[start TEXT SEGMENT]
Cerebral vs Kubernetes Cluster Autoscaler: A Demo of Preemptive Autoscaling

Cerebral is an open source, provider agnostic tool for increasing or decreasing the size of pools of nodes in your Kubernetes cluster in response to alerts generated by user-defined policies. These policies reference pluggable and configurable metrics backends for gathering metrics to make autoscaling decisions with.

This article compares and contrasts Cerebral with the Kubernetes Cluster Autoscaler in a fair, easily reproducible kops environment.

Kubernetes Autoscaling Basics

To understand autoscaling in production, we first have to take a step back and understand Kubernetes autoscaling in a general sense. There are several classes of autoscalers relevant to Kubernetes:

In this article, we'll focus on horizontal pod autoscaling and cluster autoscaling. They are commonly used in tandem with each other, so we'll take a look at the interaction between an HPA and cluster autoscaler and the trade-offs between different cluster autoscaler implementations. In particular, we'll walk through the differences between Cerebral and the Kubernetes Cluster Autoscaler (CA) project.

Kubernetes Cluster Autoscaler Overview

The Kubernetes Cluster Autoscaler takes a simple approach, at least at a high level, to deciding when to add nodes to a cluster: it scales up when it sees that a pod can't be scheduled and determines that adding a new node would allow the pod to be scheduled. This approach has many benefits, such as the fact that it relies only on core Kubernetes concepts. It also guarantees that a node will only be added if it is absolutely required, since it knows that a pod is stuck in the Pending state due to insufficient resources.

The primary downside of this approach is that it's often too slow to meet real business requirements. Waiting until a pod can't be scheduled is too late in many cases†.

Scaling down using the CA is also straightforward at a high level: it removes a node if it has been underutilized for a set amount of time and if the pods currently running on that node can be rescheduled onto a different node.

For the nitty-gritty details of how the CA works, the FAQ is an excellent resource.

Cerebral Overview

Cerebral was built with flexibility in mind. It gives operators the power to easily configure autoscaling on metrics collected from a variety of sources, and to do so in a way that's easily portable between cloud environments through the use of Custom Resource Definitions (CRDs).

The preemptive autoscaling approach taken by Cerebral is fundamentally different from that of the standard Kubernetes Cluster Autoscaler. Rather than waiting until a pod can't be scheduled, Cerebral decides to scale based on user-specified metrics from a configurable metrics backend. At the time of writing, the following backends are supported in the main Cerebral repository: Prometheus, InfluxDB, and Kubernetes itself.
[end TEXT SEGMENT]
*WHAT YOU WILL DO*:
Copy the Cerebral text from "This article compares" up to and including "Autoscaler (CA) project.", but swap "article" for "post".
[start DATA RECORDS]
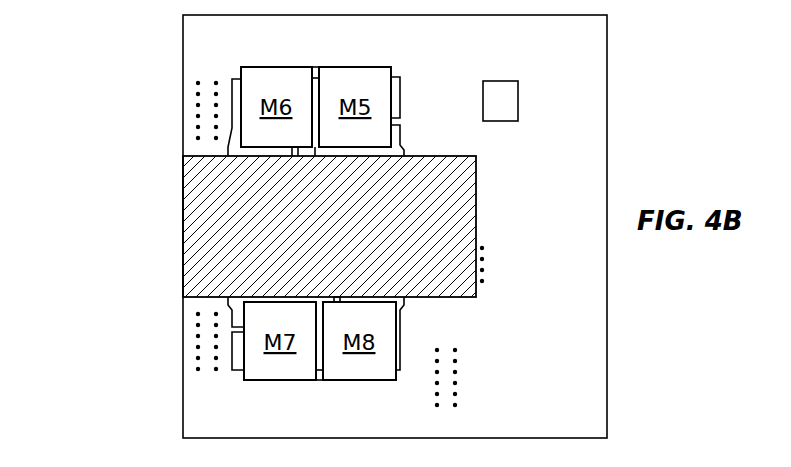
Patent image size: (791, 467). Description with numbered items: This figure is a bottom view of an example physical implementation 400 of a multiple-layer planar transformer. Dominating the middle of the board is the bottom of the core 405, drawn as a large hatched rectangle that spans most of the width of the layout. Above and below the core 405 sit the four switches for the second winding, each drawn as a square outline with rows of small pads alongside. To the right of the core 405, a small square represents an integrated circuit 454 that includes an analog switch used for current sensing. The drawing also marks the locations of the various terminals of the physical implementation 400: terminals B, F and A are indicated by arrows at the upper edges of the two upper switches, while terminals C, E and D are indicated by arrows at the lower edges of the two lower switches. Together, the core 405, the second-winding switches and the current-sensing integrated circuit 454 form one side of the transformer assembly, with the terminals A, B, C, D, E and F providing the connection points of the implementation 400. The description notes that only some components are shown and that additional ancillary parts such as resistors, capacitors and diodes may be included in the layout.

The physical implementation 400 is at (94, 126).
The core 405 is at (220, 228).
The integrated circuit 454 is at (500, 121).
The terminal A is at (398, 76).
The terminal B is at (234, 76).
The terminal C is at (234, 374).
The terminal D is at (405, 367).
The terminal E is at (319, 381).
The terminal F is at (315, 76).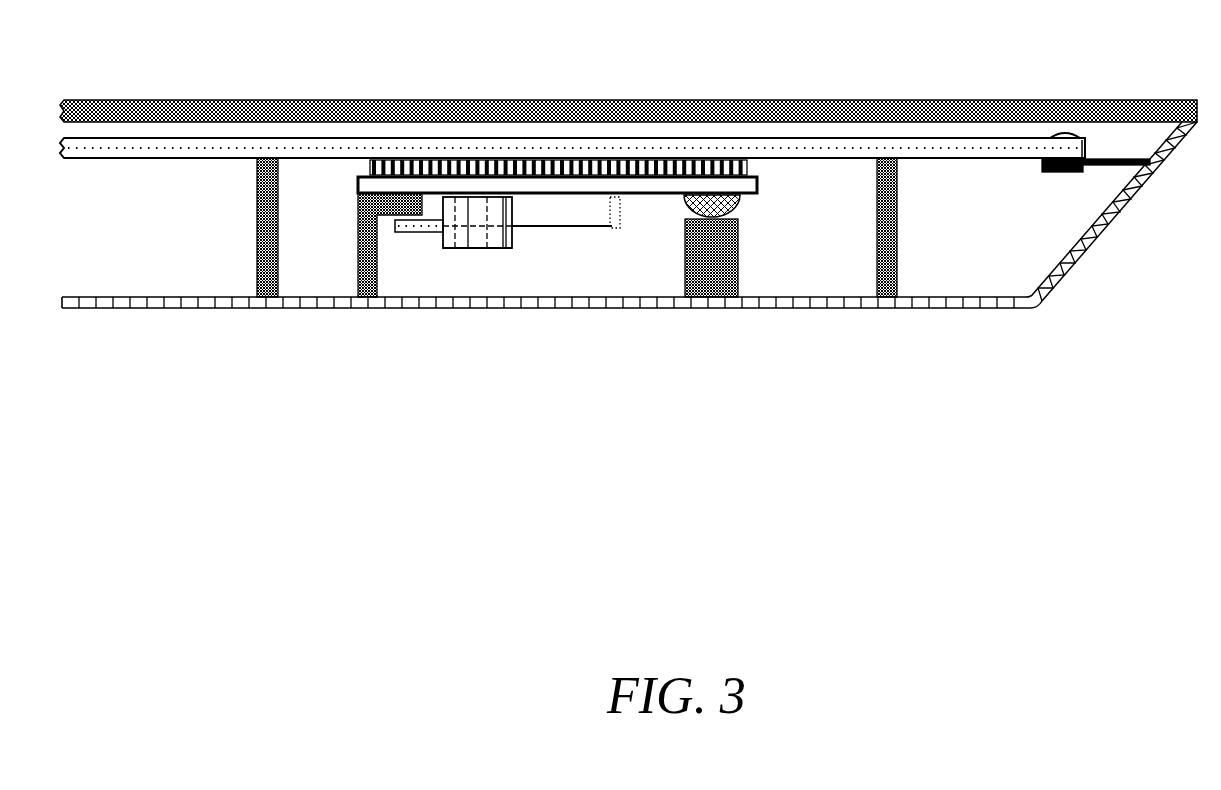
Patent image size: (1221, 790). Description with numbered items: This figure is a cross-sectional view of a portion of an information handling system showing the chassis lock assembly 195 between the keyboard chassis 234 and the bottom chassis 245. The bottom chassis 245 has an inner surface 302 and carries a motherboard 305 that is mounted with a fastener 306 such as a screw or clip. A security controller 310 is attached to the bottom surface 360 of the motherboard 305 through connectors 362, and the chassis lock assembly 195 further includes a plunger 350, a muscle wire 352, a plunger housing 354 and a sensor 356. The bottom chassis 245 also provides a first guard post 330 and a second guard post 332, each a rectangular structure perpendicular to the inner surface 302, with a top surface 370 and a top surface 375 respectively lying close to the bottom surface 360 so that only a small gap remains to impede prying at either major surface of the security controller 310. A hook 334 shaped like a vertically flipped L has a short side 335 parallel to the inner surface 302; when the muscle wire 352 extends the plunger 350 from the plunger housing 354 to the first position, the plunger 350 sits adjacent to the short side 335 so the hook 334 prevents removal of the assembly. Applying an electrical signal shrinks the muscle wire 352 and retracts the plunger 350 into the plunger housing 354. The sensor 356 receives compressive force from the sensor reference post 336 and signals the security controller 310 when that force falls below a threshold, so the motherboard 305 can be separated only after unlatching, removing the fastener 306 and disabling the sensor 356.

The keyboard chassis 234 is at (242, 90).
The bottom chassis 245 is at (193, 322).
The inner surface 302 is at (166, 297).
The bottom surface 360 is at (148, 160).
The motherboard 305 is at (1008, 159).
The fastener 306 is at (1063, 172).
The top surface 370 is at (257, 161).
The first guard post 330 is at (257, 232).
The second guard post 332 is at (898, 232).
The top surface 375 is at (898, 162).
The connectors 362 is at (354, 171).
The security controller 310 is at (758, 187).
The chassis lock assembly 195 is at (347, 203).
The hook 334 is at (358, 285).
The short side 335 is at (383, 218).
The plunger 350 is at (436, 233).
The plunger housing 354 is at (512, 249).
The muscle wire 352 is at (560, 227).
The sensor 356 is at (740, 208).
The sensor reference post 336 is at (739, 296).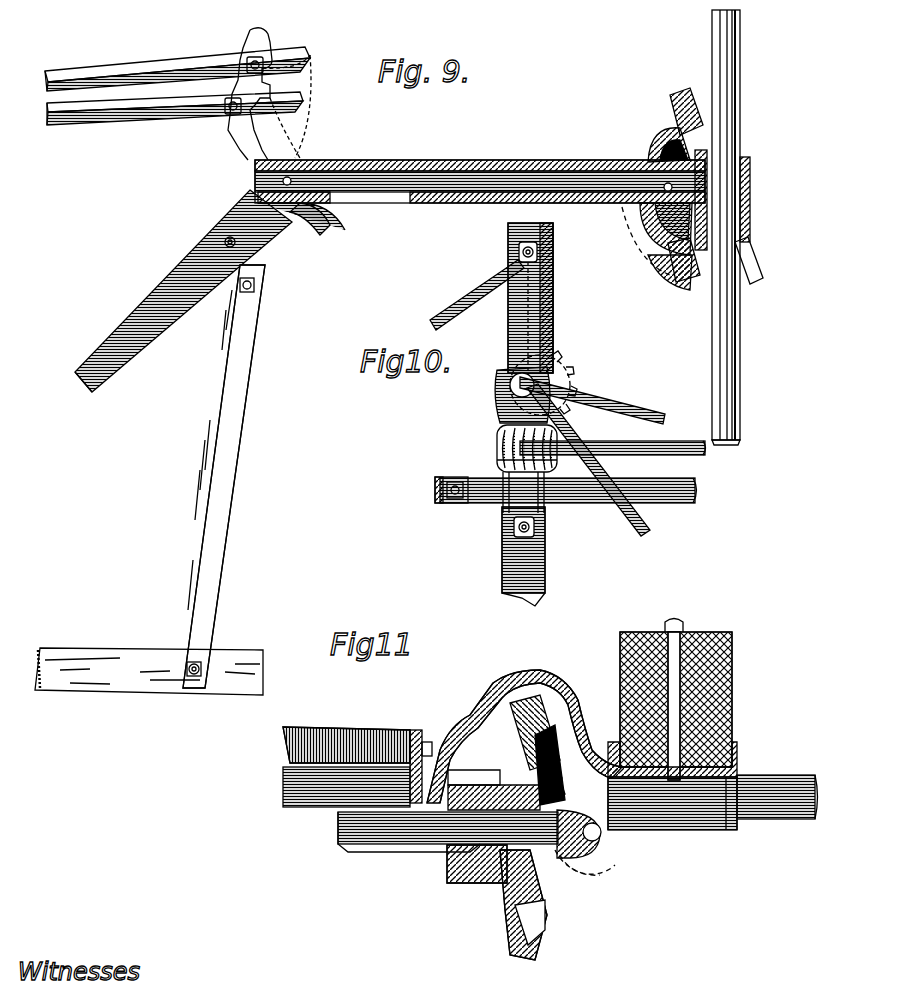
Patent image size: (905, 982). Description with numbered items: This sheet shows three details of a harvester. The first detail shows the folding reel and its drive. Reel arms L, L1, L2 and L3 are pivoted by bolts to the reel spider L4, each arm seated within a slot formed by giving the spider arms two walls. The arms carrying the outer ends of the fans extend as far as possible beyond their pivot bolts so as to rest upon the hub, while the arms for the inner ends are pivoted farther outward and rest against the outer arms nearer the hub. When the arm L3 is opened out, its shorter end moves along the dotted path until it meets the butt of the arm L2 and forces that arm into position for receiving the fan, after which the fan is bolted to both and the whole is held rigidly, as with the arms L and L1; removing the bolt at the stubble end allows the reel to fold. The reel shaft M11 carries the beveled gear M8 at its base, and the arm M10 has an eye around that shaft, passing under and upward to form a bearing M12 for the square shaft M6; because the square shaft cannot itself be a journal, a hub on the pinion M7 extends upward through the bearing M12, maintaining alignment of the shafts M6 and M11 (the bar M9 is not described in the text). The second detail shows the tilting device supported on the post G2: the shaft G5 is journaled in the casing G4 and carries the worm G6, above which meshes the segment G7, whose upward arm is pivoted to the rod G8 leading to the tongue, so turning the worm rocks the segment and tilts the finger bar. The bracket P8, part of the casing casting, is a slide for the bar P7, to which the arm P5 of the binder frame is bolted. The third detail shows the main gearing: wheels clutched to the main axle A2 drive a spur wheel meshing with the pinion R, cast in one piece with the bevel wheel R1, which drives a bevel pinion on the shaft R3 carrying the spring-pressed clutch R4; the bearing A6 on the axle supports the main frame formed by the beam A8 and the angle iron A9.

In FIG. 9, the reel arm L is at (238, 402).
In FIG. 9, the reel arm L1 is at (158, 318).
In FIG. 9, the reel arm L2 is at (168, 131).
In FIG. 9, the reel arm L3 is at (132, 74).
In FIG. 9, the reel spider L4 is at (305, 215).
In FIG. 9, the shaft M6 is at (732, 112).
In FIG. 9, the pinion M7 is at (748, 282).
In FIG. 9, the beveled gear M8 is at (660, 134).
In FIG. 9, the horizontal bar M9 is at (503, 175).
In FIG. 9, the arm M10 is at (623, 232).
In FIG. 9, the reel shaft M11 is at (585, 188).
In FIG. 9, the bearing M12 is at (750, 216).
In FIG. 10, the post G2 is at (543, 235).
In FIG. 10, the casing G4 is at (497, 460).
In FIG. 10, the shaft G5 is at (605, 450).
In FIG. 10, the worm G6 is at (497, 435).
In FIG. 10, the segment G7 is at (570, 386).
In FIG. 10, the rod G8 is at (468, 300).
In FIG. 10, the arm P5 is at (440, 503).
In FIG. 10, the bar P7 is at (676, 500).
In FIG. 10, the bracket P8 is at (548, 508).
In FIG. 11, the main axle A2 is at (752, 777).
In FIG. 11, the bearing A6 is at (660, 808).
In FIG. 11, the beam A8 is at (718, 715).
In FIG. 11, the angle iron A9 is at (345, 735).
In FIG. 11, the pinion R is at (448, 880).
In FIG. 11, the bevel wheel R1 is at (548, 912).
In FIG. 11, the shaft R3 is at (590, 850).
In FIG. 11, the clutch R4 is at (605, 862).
[end DATA RECORDS]
*TASK SOLUTION*:
This post compares and contrasts Cerebral with the Kubernetes Cluster Autoscaler in a fair, easily reproducible kops environment.

Kubernetes Autoscaling Basics

To understand autoscaling in production, we first have to take a step back and understand Kubernetes autoscaling in a general sense. There are several classes of autoscalers relevant to Kubernetes:

In this post, we'll focus on horizontal pod autoscaling and cluster autoscaling. They are commonly used in tandem with each other, so we'll take a look at the interaction between an HPA and cluster autoscaler and the trade-offs between different cluster autoscaler implementations. In particular, we'll walk through the differences between Cerebral and the Kubernetes Cluster Autoscaler (CA) project.